=== Provided data ===
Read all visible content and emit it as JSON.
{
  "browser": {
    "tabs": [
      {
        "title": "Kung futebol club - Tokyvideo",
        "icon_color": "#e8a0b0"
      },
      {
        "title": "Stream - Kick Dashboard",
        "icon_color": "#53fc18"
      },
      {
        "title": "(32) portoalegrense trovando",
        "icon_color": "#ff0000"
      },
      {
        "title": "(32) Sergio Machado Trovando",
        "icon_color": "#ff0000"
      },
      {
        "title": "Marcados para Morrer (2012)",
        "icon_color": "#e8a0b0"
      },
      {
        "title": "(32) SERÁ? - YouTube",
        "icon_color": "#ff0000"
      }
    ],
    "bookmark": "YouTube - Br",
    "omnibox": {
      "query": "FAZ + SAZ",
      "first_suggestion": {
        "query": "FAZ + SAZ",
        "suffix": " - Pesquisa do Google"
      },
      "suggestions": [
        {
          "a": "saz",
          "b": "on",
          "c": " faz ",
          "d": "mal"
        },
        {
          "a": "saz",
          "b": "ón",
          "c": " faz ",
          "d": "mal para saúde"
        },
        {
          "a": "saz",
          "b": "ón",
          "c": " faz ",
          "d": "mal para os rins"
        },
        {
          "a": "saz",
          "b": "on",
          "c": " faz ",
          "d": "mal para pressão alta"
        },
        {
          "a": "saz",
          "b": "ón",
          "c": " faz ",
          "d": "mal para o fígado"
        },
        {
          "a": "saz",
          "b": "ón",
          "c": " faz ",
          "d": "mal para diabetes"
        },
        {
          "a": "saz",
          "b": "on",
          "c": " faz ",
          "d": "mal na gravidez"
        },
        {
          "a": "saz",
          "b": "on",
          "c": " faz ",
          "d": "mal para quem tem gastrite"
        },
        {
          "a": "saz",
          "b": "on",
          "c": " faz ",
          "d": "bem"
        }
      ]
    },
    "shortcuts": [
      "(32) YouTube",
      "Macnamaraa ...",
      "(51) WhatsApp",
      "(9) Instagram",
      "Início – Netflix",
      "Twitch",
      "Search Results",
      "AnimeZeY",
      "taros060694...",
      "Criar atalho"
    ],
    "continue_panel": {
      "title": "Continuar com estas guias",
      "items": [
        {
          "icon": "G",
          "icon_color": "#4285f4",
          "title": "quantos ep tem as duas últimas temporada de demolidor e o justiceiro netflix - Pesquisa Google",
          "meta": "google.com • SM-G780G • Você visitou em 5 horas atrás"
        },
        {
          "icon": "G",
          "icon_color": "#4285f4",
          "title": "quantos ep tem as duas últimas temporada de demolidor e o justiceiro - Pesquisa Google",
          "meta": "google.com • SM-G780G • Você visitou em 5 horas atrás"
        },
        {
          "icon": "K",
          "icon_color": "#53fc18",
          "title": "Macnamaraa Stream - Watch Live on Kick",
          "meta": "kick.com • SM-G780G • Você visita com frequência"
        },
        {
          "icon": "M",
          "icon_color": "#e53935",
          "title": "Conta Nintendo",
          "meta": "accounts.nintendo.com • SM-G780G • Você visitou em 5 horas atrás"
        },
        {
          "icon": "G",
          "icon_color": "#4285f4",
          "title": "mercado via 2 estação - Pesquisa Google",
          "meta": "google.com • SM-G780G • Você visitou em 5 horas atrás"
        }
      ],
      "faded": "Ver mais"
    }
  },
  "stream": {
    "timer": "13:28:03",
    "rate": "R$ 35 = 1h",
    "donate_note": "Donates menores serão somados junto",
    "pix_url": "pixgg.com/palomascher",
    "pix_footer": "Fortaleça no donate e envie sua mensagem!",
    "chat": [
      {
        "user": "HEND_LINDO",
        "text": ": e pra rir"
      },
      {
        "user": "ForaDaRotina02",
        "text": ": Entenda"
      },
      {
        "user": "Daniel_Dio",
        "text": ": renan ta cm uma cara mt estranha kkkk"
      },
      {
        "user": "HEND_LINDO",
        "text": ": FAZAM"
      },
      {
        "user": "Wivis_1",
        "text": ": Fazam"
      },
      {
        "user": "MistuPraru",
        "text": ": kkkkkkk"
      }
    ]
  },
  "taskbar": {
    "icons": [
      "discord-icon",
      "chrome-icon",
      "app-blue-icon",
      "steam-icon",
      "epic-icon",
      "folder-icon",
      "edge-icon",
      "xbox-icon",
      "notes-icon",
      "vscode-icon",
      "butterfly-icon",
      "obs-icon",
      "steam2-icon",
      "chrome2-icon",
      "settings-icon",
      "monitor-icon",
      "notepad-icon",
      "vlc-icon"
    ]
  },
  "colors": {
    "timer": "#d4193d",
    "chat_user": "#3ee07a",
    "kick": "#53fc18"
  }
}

=== Your task ===
Output the listing above exactly as it appears.

=== Full response ===
Read all visible content and emit it as JSON.
{
  "browser": {
    "tabs": [
      {
        "title": "Kung futebol club - Tokyvideo",
        "icon_color": "#e8a0b0"
      },
      {
        "title": "Stream - Kick Dashboard",
        "icon_color": "#53fc18"
      },
      {
        "title": "(32) portoalegrense trovando",
        "icon_color": "#ff0000"
      },
      {
        "title": "(32) Sergio Machado Trovando",
        "icon_color": "#ff0000"
      },
      {
        "title": "Marcados para Morrer (2012)",
        "icon_color": "#e8a0b0"
      },
      {
        "title": "(32) SERÁ? - YouTube",
        "icon_color": "#ff0000"
      }
    ],
    "bookmark": "YouTube - Br",
    "omnibox": {
      "query": "FAZ + SAZ",
      "first_suggestion": {
        "query": "FAZ + SAZ",
        "suffix": " - Pesquisa do Google"
      },
      "suggestions": [
        {
          "a": "saz",
          "b": "on",
          "c": " faz ",
          "d": "mal"
        },
        {
          "a": "saz",
          "b": "ón",
          "c": " faz ",
          "d": "mal para saúde"
        },
        {
          "a": "saz",
          "b": "ón",
          "c": " faz ",
          "d": "mal para os rins"
        },
        {
          "a": "saz",
          "b": "on",
          "c": " faz ",
          "d": "mal para pressão alta"
        },
        {
          "a": "saz",
          "b": "ón",
          "c": " faz ",
          "d": "mal para o fígado"
        },
        {
          "a": "saz",
          "b": "ón",
          "c": " faz ",
          "d": "mal para diabetes"
        },
        {
          "a": "saz",
          "b": "on",
          "c": " faz ",
          "d": "mal na gravidez"
        },
        {
          "a": "saz",
          "b": "on",
          "c": " faz ",
          "d": "mal para quem tem gastrite"
        },
        {
          "a": "saz",
          "b": "on",
          "c": " faz ",
          "d": "bem"
        }
      ]
    },
    "shortcuts": [
      "(32) YouTube",
      "Macnamaraa ...",
      "(51) WhatsApp",
      "(9) Instagram",
      "Início – Netflix",
      "Twitch",
      "Search Results",
      "AnimeZeY",
      "taros060694...",
      "Criar atalho"
    ],
    "continue_panel": {
      "title": "Continuar com estas guias",
      "items": [
        {
          "icon": "G",
          "icon_color": "#4285f4",
          "title": "quantos ep tem as duas últimas temporada de demolidor e o justiceiro netflix - Pesquisa Google",
          "meta": "google.com • SM-G780G • Você visitou em 5 horas atrás"
        },
        {
          "icon": "G",
          "icon_color": "#4285f4",
          "title": "quantos ep tem as duas últimas temporada de demolidor e o justiceiro - Pesquisa Google",
          "meta": "google.com • SM-G780G • Você visitou em 5 horas atrás"
        },
        {
          "icon": "K",
          "icon_color": "#53fc18",
          "title": "Macnamaraa Stream - Watch Live on Kick",
          "meta": "kick.com • SM-G780G • Você visita com frequência"
        },
        {
          "icon": "M",
          "icon_color": "#e53935",
          "title": "Conta Nintendo",
          "meta": "accounts.nintendo.com • SM-G780G • Você visitou em 5 horas atrás"
        },
        {
          "icon": "G",
          "icon_color": "#4285f4",
          "title": "mercado via 2 estação - Pesquisa Google",
          "meta": "google.com • SM-G780G • Você visitou em 5 horas atrás"
        }
      ],
      "faded": "Ver mais"
    }
  },
  "stream": {
    "timer": "13:28:03",
    "rate": "R$ 35 = 1h",
    "donate_note": "Donates menores serão somados junto",
    "pix_url": "pixgg.com/palomascher",
    "pix_footer": "Fortaleça no donate e envie sua mensagem!",
    "chat": [
      {
        "user": "HEND_LINDO",
        "text": ": e pra rir"
      },
      {
        "user": "ForaDaRotina02",
        "text": ": Entenda"
      },
      {
        "user": "Daniel_Dio",
        "text": ": renan ta cm uma cara mt estranha kkkk"
      },
      {
        "user": "HEND_LINDO",
        "text": ": FAZAM"
      },
      {
        "user": "Wivis_1",
        "text": ": Fazam"
      },
      {
        "user": "MistuPraru",
        "text": ": kkkkkkk"
      }
    ]
  },
  "taskbar": {
    "icons": [
      "discord-icon",
      "chrome-icon",
      "app-blue-icon",
      "steam-icon",
      "epic-icon",
      "folder-icon",
      "edge-icon",
      "xbox-icon",
      "notes-icon",
      "vscode-icon",
      "butterfly-icon",
      "obs-icon",
      "steam2-icon",
      "chrome2-icon",
      "settings-icon",
      "monitor-icon",
      "notepad-icon",
      "vlc-icon"
    ]
  },
  "colors": {
    "timer": "#d4193d",
    "chat_user": "#3ee07a",
    "kick": "#53fc18"
  }
}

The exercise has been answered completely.